Locate each line with the string "Output" in the listing below and copy it.

### Dataset rows about figures
(begin)

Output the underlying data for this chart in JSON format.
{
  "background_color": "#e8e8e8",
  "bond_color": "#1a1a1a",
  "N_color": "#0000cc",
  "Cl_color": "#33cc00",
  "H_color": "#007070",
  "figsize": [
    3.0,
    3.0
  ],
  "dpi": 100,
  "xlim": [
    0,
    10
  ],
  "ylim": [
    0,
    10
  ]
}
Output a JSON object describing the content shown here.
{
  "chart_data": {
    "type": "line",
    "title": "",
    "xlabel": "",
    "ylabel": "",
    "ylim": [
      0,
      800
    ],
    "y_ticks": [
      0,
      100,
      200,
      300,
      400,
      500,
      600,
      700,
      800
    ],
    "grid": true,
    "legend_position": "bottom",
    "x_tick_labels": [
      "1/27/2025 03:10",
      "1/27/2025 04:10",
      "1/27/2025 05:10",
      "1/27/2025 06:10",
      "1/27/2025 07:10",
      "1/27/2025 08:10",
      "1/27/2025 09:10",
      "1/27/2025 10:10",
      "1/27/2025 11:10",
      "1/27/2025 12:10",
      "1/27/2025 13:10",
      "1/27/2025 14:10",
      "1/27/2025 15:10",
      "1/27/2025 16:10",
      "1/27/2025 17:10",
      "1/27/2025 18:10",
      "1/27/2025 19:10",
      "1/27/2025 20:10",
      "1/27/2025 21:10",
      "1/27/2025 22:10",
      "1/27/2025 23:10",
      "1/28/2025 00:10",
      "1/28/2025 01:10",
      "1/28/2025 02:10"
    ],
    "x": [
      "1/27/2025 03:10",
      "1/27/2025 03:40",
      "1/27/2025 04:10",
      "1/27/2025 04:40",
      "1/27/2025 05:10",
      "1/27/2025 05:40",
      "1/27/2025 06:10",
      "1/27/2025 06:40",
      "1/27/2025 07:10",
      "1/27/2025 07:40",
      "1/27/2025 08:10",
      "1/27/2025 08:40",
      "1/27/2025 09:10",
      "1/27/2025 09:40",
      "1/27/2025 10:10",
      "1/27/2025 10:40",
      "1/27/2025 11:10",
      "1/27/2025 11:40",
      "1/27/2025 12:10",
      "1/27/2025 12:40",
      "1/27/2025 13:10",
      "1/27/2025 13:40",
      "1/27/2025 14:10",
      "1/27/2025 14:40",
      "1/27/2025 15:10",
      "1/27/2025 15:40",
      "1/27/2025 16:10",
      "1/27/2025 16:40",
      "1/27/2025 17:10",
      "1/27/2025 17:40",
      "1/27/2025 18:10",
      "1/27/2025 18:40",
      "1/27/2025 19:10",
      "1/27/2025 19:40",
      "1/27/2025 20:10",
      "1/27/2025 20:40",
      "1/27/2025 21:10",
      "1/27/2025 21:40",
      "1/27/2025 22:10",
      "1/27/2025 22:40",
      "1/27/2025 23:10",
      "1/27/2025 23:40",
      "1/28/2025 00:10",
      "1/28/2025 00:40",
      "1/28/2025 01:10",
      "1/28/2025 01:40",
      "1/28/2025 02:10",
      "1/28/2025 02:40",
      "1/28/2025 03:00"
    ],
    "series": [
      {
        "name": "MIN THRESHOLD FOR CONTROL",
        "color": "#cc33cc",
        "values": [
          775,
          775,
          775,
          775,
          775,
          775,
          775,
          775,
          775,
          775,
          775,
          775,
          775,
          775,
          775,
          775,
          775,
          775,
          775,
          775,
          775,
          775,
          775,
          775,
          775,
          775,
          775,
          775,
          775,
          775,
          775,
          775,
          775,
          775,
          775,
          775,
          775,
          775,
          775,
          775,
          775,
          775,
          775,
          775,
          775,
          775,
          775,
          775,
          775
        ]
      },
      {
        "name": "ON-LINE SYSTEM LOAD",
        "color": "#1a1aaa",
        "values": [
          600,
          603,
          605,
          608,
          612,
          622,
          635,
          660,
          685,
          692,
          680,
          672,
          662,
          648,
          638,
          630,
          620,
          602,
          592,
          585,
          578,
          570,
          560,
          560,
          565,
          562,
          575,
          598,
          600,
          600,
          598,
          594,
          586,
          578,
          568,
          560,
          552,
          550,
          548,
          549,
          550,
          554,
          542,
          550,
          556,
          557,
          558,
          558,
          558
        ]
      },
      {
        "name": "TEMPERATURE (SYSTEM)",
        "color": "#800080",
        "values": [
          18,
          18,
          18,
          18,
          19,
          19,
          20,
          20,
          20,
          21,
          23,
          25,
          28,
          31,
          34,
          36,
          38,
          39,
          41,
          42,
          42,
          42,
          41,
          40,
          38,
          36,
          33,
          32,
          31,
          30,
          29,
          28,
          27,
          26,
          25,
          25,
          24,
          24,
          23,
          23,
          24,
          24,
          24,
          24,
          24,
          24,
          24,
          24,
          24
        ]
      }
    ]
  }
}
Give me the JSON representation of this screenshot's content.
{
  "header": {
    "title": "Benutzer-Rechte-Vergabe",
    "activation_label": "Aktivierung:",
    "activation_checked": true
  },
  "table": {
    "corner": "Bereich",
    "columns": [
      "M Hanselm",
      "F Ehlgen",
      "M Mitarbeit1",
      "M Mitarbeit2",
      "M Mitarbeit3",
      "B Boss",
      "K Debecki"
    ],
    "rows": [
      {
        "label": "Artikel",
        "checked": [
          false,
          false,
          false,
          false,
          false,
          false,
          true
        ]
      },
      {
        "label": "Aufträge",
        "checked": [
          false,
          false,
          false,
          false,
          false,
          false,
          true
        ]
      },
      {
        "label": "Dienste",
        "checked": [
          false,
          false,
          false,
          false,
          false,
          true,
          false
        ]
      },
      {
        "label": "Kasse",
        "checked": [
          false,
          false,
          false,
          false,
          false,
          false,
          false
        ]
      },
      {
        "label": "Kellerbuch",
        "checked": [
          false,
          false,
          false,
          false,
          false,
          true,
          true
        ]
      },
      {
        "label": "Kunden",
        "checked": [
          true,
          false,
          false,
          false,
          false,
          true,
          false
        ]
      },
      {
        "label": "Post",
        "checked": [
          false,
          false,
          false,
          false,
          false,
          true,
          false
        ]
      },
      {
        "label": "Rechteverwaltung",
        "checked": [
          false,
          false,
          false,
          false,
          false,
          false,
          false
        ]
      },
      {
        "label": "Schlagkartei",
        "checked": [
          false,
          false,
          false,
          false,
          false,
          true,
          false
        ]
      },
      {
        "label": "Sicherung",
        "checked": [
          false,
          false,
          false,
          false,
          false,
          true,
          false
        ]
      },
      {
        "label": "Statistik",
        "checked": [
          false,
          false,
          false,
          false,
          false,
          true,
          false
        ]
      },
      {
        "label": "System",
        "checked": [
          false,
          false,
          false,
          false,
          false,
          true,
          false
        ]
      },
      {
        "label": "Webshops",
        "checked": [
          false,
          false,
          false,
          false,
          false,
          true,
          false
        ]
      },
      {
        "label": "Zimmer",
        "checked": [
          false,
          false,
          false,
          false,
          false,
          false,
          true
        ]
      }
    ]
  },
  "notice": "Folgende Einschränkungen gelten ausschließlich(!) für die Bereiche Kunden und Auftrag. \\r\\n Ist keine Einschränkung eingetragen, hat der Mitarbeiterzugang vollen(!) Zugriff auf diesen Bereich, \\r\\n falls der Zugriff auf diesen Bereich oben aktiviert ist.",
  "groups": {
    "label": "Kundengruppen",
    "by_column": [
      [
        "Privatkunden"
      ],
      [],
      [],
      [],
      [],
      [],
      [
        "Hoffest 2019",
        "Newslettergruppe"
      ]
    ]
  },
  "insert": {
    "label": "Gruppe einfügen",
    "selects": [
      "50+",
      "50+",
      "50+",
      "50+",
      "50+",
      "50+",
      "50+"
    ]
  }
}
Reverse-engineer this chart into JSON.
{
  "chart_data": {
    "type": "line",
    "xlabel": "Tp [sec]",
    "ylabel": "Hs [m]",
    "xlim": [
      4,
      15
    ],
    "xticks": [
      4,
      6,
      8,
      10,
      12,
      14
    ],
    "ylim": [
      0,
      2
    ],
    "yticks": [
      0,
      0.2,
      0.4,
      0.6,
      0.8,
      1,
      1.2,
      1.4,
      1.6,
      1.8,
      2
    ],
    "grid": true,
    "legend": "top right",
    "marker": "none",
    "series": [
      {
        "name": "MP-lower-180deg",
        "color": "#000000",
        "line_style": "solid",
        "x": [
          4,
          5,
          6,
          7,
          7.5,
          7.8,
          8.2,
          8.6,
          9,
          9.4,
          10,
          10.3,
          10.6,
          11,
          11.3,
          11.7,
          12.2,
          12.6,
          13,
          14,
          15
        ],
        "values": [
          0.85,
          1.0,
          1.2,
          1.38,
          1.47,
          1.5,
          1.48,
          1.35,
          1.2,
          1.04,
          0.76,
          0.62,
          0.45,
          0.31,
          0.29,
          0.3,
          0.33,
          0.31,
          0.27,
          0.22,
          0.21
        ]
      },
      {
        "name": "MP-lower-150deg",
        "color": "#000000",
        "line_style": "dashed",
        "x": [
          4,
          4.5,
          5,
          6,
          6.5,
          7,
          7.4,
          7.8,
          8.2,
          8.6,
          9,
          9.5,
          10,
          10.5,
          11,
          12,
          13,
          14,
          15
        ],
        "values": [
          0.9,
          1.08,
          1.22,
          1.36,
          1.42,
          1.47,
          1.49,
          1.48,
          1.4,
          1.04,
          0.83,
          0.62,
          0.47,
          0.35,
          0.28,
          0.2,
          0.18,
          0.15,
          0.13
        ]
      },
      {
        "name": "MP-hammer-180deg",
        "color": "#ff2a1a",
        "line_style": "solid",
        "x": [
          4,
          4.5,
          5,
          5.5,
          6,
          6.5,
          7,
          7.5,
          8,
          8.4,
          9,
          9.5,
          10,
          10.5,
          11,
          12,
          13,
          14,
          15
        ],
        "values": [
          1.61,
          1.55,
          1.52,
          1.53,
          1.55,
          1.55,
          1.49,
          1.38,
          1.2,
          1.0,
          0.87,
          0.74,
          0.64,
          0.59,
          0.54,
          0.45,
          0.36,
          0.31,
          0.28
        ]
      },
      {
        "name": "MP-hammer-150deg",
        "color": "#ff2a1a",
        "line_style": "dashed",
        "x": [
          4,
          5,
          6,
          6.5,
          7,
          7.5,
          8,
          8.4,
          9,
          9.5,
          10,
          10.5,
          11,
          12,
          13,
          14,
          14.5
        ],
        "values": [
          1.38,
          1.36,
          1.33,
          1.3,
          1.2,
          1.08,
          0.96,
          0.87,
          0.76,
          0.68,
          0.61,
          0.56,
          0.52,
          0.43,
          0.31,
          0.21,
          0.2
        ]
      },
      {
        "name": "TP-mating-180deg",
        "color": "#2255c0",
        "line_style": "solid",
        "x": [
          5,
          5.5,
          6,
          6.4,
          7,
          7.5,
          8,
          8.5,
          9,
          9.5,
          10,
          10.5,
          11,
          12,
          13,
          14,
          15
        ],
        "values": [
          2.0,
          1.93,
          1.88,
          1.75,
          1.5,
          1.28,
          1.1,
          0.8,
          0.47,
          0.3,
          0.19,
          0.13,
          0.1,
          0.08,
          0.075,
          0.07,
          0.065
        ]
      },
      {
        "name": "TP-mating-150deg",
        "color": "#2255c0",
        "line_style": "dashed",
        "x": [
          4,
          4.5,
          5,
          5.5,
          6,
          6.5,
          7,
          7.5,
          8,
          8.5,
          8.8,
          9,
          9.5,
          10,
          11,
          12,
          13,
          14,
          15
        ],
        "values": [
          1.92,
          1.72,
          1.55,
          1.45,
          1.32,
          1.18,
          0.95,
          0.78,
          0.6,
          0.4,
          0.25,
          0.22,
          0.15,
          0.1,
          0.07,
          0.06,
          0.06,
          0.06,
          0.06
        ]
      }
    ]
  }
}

(end)

### Exercise answer
Output the underlying data for this chart in JSON format.
Output a JSON object describing the content shown here.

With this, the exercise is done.